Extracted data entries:

+-------+

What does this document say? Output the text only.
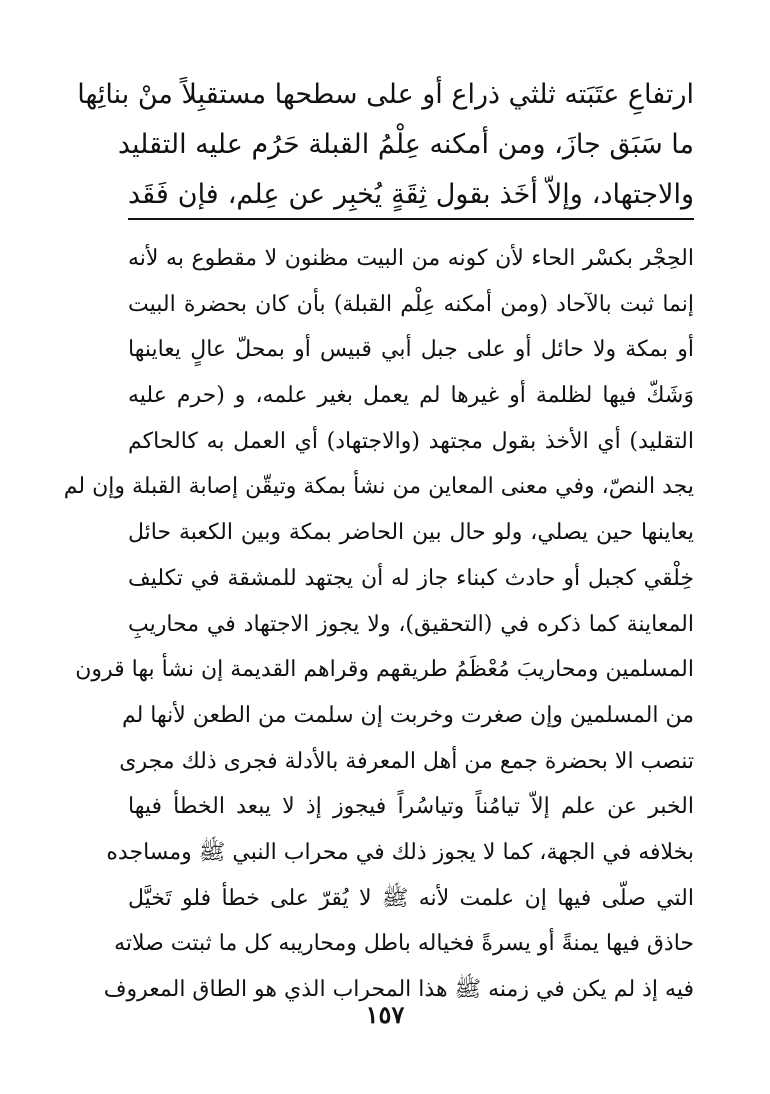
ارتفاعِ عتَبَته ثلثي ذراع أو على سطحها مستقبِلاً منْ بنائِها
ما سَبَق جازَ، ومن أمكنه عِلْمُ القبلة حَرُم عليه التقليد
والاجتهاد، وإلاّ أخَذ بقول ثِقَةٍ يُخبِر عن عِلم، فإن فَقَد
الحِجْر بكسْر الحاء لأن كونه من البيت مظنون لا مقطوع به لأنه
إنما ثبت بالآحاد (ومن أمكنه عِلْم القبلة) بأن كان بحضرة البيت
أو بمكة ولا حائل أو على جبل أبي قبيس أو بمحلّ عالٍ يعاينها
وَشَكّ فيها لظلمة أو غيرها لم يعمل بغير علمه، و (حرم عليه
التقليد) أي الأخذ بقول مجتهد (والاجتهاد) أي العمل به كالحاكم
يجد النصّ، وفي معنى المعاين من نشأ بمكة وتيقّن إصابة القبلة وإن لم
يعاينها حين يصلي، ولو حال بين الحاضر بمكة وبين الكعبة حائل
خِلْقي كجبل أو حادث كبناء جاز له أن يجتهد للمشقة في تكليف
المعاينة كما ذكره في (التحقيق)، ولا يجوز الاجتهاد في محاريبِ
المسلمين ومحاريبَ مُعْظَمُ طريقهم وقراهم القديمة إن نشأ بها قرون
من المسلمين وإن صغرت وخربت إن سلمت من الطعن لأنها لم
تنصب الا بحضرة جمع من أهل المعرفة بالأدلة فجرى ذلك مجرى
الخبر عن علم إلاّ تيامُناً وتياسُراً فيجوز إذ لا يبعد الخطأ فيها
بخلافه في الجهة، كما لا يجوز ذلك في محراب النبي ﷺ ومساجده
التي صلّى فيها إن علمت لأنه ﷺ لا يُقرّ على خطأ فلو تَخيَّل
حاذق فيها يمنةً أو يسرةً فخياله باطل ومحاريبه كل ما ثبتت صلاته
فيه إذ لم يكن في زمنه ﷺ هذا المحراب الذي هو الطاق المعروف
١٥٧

+-------+

__Work instructions__: Give a single number: the count of lines above that include the word "التقليد".

__The reply__: 2